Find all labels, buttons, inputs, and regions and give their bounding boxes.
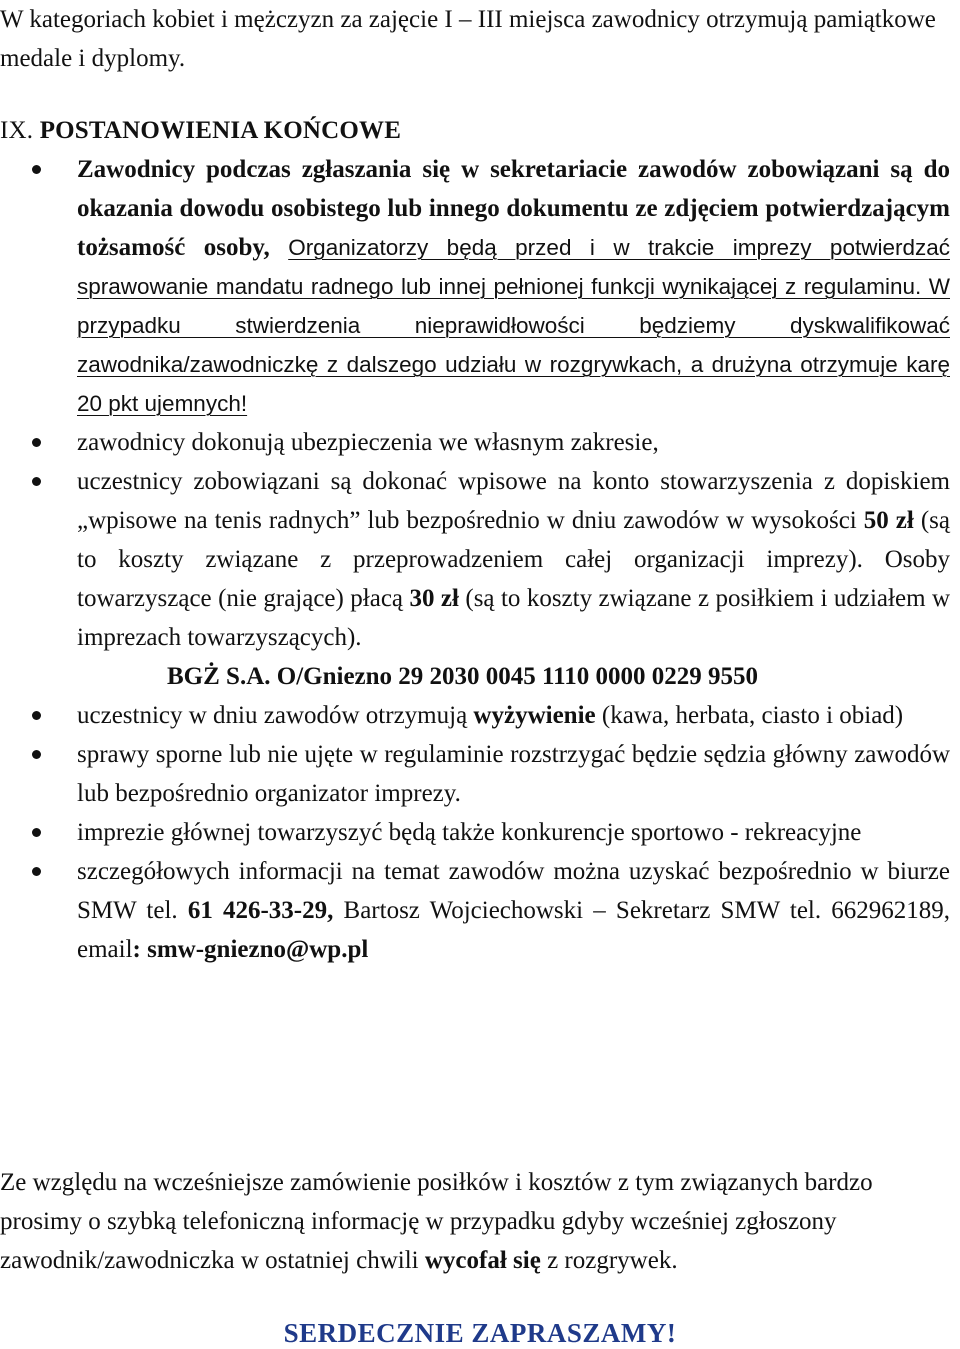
identification-text: Zawodnicy podczas zgłaszania się w sekretariacie zawodów zobowiązani są do okazania dowodu osobistego lub innego dokumentu ze zdjęciem potwierdzającym tożsamość osoby,: [77, 156, 950, 261]
fee-text-2: (są to koszty związane z przeprowadzeniem całej organizacji imprezy). Osoby towarzyszące (nie grające) płacą: [77, 507, 950, 612]
list-item-entry-fee: [0, 462, 950, 696]
closing-invitation: SERDECZNIE ZAPRASZAMY!: [283, 1318, 677, 1348]
extras-text: imprezie głównej towarzyszyć będą także konkurencje sportowo - rekreacyjne: [77, 819, 862, 846]
list-item-identification: [0, 150, 950, 423]
provisions-list: [0, 150, 950, 969]
section-number: IX.: [0, 117, 34, 144]
outro-paragraph: [0, 1163, 952, 1280]
disputes-text: sprawy sporne lub nie ujęte w regulaminie rozstrzygać będzie sędzia główny zawodów lub bezpośrednio organizator imprezy.: [77, 741, 950, 807]
contact-email: : smw-gniezno@wp.pl: [132, 936, 369, 963]
list-item-extras: [0, 813, 950, 852]
bullet-icon: [32, 438, 41, 447]
verification-text: Organizatorzy będą przed i w trakcie imprezy potwierdzać sprawowanie mandatu radnego lub innej pełnionej funkcji wynikającej z regulaminu. W przypadku stwierdzenia nieprawidłowości będziemy dyskwalifikować zawodnika/zawodniczkę z dalszego udziału w rozgrywkach, a drużyna otrzymuje karę 20 pkt ujemnych!: [77, 235, 950, 416]
section-heading: [0, 113, 401, 149]
outro-bold: wycofał się: [424, 1247, 541, 1274]
fee-text-3: (są to koszty związane z posiłkiem i udziałem w imprezach towarzyszących).: [77, 585, 951, 651]
list-item-insurance: [0, 423, 950, 462]
bullet-icon: [32, 711, 41, 720]
bank-account: BGŻ S.A. O/Gniezno 29 2030 0045 1110 0000 0229 9550: [167, 663, 759, 690]
fee-amount: 50 zł: [863, 507, 914, 534]
bullet-icon: [32, 867, 41, 876]
bullet-icon: [32, 477, 41, 486]
outro-text-1: Ze względu na wcześniejsze zamówienie posiłków i kosztów z tym związanych bardzo prosimy o szybką telefoniczną informację w przypadku gdyby wcześniej zgłoszony zawodnik/zawodniczka w ostatniej chwili: [0, 1169, 873, 1274]
list-item-meals: [0, 696, 950, 735]
outro-text-2: z rozgrywek.: [540, 1247, 678, 1274]
list-item-disputes: [0, 735, 950, 813]
bullet-icon: [32, 750, 41, 759]
info-text-1: szczegółowych informacji na temat zawodów można uzyskać bezpośrednio w biurze SMW tel.: [77, 858, 950, 924]
food-text-1: uczestnicy w dniu zawodów otrzymują: [77, 702, 474, 729]
bullet-icon: [32, 165, 41, 174]
list-item-contact: [0, 852, 950, 969]
food-bold: wyżywienie: [473, 702, 596, 729]
office-phone: 61 426-33-29,: [187, 897, 334, 924]
fee-amount-companions: 30 zł: [409, 585, 459, 612]
food-text-2: (kawa, herbata, ciasto i obiad): [595, 702, 904, 729]
bullet-icon: [32, 828, 41, 837]
section-title: POSTANOWIENIA KOŃCOWE: [39, 117, 402, 144]
info-text-2: Bartosz Wojciechowski – Sekretarz SMW tel. 662962189, email: [77, 897, 951, 963]
insurance-text: zawodnicy dokonują ubezpieczenia we własnym zakresie,: [77, 429, 659, 456]
intro-paragraph: W kategoriach kobiet i mężczyzn za zajęcie I – III miejsca zawodnicy otrzymują pamiątkowe medale i dyplomy.: [0, 6, 936, 72]
fee-text-1: uczestnicy zobowiązani są dokonać wpisowe na konto stowarzyszenia z dopiskiem „wpisowe na tenis radnych” lub bezpośrednio w dniu zawodów w wysokości: [77, 468, 950, 534]
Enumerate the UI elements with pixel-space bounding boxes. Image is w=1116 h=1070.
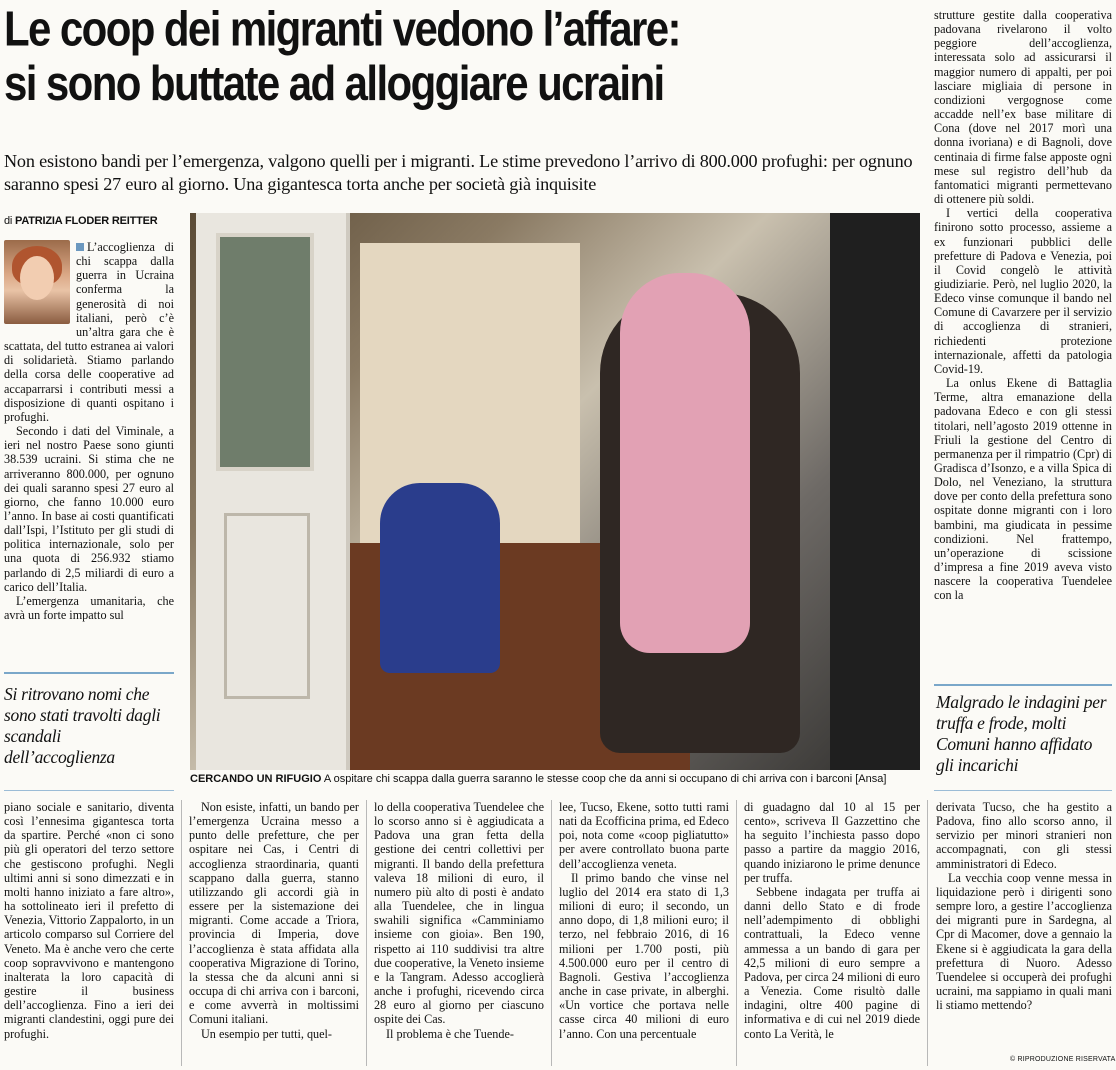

##########

* EXERCISE REQUIREMENTS *
Copy the material line for line, from the line containing "identification-text: Zawodnicy podczas" through the line containing "bullet-icon: [32, 711, 41, 720]", including both ends.

* ANSWER TO THIS PROBLEM *
identification-text: Zawodnicy podczas zgłaszania się w sekretariacie zawodów zobowiązani są do okazania dowodu osobistego lub innego dokumentu ze zdjęciem potwierdzającym tożsamość osoby,: [77, 156, 950, 261]
fee-text-2: (są to koszty związane z przeprowadzeniem całej organizacji imprezy). Osoby towarzyszące (nie grające) płacą: [77, 507, 950, 612]
list-item-entry-fee: [0, 462, 950, 696]
closing-invitation: SERDECZNIE ZAPRASZAMY!: [283, 1318, 677, 1348]
extras-text: imprezie głównej towarzyszyć będą także konkurencje sportowo - rekreacyjne: [77, 819, 862, 846]
list-item-identification: [0, 150, 950, 423]
provisions-list: [0, 150, 950, 969]
section-number: IX.: [0, 117, 34, 144]
outro-paragraph: [0, 1163, 952, 1280]
disputes-text: sprawy sporne lub nie ujęte w regulaminie rozstrzygać będzie sędzia główny zawodów lub bezpośrednio organizator imprezy.: [77, 741, 950, 807]
contact-email: : smw-gniezno@wp.pl: [132, 936, 369, 963]
list-item-extras: [0, 813, 950, 852]
bullet-icon: [32, 438, 41, 447]
verification-text: Organizatorzy będą przed i w trakcie imprezy potwierdzać sprawowanie mandatu radnego lub innej pełnionej funkcji wynikającej z regulaminu. W przypadku stwierdzenia nieprawidłowości będziemy dyskwalifikować zawodnika/zawodniczkę z dalszego udziału w rozgrywkach, a drużyna otrzymuje karę 20 pkt ujemnych!: [77, 235, 950, 416]
section-heading: [0, 113, 401, 149]
outro-bold: wycofał się: [424, 1247, 541, 1274]
fee-text-3: (są to koszty związane z posiłkiem i udziałem w imprezach towarzyszących).: [77, 585, 951, 651]
list-item-insurance: [0, 423, 950, 462]
bullet-icon: [32, 711, 41, 720]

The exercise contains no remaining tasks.